[START OF GIVEN DATA]

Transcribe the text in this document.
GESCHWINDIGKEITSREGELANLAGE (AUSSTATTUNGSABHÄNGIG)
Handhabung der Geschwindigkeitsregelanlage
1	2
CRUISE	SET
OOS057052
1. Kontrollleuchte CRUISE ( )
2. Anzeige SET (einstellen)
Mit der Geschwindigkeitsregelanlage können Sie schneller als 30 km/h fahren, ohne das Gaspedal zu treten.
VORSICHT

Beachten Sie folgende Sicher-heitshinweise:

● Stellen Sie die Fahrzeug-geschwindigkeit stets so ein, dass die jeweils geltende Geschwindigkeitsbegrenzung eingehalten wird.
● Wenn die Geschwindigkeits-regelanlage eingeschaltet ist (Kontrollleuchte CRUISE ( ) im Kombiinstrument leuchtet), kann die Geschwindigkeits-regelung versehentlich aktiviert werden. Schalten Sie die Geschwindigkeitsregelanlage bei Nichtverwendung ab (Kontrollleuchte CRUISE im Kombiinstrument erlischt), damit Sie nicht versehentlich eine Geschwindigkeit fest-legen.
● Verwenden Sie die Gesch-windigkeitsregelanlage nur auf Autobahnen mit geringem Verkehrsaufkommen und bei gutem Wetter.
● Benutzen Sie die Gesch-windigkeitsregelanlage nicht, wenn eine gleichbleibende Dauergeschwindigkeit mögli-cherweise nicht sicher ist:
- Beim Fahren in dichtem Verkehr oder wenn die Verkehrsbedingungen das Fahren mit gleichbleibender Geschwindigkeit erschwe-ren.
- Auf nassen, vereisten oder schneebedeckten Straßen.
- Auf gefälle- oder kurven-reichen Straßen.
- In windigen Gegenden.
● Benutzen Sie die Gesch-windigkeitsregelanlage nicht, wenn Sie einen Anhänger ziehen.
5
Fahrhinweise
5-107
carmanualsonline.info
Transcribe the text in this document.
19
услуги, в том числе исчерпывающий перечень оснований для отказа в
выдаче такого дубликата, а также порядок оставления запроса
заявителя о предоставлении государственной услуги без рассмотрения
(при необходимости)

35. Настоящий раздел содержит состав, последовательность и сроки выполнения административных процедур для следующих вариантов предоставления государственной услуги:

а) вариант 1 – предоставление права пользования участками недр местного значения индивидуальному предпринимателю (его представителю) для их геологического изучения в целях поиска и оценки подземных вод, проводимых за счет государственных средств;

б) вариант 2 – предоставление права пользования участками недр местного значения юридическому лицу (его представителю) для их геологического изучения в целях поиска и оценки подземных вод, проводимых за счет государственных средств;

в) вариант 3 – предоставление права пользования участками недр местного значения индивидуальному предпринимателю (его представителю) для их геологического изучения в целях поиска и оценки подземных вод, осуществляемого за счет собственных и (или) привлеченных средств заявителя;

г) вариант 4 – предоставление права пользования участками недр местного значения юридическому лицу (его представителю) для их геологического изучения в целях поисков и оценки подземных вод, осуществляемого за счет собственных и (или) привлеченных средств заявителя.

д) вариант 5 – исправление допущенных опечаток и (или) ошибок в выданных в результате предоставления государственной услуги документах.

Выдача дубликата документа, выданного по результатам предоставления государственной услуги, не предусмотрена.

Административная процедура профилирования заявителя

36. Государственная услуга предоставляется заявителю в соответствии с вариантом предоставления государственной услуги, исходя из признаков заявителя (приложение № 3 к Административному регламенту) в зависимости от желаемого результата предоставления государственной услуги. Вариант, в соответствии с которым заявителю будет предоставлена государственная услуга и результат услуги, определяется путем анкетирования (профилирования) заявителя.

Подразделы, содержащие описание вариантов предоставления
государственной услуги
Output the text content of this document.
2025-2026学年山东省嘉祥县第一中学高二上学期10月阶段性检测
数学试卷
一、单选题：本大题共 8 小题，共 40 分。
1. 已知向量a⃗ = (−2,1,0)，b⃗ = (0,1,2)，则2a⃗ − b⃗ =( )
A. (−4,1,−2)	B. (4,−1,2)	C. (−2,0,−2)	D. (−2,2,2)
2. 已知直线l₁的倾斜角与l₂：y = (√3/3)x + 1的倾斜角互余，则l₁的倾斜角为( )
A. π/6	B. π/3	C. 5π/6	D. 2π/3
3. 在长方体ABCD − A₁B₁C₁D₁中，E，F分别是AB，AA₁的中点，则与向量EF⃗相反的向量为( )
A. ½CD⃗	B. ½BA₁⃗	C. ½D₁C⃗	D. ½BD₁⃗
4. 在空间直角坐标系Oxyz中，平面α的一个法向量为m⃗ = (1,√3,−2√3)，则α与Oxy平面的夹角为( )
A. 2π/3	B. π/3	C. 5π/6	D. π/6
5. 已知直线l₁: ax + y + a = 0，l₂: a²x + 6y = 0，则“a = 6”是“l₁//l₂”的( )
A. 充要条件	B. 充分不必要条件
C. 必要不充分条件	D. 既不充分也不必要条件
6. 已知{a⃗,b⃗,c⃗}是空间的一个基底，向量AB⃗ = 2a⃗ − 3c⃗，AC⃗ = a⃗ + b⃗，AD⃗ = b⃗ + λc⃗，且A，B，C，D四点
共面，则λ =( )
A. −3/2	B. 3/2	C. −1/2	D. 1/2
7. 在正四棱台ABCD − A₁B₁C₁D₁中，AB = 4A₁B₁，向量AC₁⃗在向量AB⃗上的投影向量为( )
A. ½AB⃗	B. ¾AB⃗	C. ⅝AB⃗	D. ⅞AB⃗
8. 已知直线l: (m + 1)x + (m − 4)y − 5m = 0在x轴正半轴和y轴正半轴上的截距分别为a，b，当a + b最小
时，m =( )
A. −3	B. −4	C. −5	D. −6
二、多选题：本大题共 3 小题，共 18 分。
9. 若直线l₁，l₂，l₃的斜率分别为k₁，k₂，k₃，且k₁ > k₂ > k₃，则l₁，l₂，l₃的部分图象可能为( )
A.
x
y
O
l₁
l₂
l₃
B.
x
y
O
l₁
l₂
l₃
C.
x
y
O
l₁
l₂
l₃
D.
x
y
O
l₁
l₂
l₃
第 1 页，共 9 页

[END OF GIVEN DATA]

Starting from the line containing "Output the text content of this document." and ending with the final line of the data, reproduce each line exactly as it appears, including no other lines.

• _PROBLEM SOLUTION_
Output the text content of this document.
2025-2026学年山东省嘉祥县第一中学高二上学期10月阶段性检测
数学试卷
一、单选题：本大题共 8 小题，共 40 分。
1. 已知向量a⃗ = (−2,1,0)，b⃗ = (0,1,2)，则2a⃗ − b⃗ =( )
A. (−4,1,−2)	B. (4,−1,2)	C. (−2,0,−2)	D. (−2,2,2)
2. 已知直线l₁的倾斜角与l₂：y = (√3/3)x + 1的倾斜角互余，则l₁的倾斜角为( )
A. π/6	B. π/3	C. 5π/6	D. 2π/3
3. 在长方体ABCD − A₁B₁C₁D₁中，E，F分别是AB，AA₁的中点，则与向量EF⃗相反的向量为( )
A. ½CD⃗	B. ½BA₁⃗	C. ½D₁C⃗	D. ½BD₁⃗
4. 在空间直角坐标系Oxyz中，平面α的一个法向量为m⃗ = (1,√3,−2√3)，则α与Oxy平面的夹角为( )
A. 2π/3	B. π/3	C. 5π/6	D. π/6
5. 已知直线l₁: ax + y + a = 0，l₂: a²x + 6y = 0，则“a = 6”是“l₁//l₂”的( )
A. 充要条件	B. 充分不必要条件
C. 必要不充分条件	D. 既不充分也不必要条件
6. 已知{a⃗,b⃗,c⃗}是空间的一个基底，向量AB⃗ = 2a⃗ − 3c⃗，AC⃗ = a⃗ + b⃗，AD⃗ = b⃗ + λc⃗，且A，B，C，D四点
共面，则λ =( )
A. −3/2	B. 3/2	C. −1/2	D. 1/2
7. 在正四棱台ABCD − A₁B₁C₁D₁中，AB = 4A₁B₁，向量AC₁⃗在向量AB⃗上的投影向量为( )
A. ½AB⃗	B. ¾AB⃗	C. ⅝AB⃗	D. ⅞AB⃗
8. 已知直线l: (m + 1)x + (m − 4)y − 5m = 0在x轴正半轴和y轴正半轴上的截距分别为a，b，当a + b最小
时，m =( )
A. −3	B. −4	C. −5	D. −6
二、多选题：本大题共 3 小题，共 18 分。
9. 若直线l₁，l₂，l₃的斜率分别为k₁，k₂，k₃，且k₁ > k₂ > k₃，则l₁，l₂，l₃的部分图象可能为( )
A.
x
y
O
l₁
l₂
l₃
B.
x
y
O
l₁
l₂
l₃
C.
x
y
O
l₁
l₂
l₃
D.
x
y
O
l₁
l₂
l₃
第 1 页，共 9 页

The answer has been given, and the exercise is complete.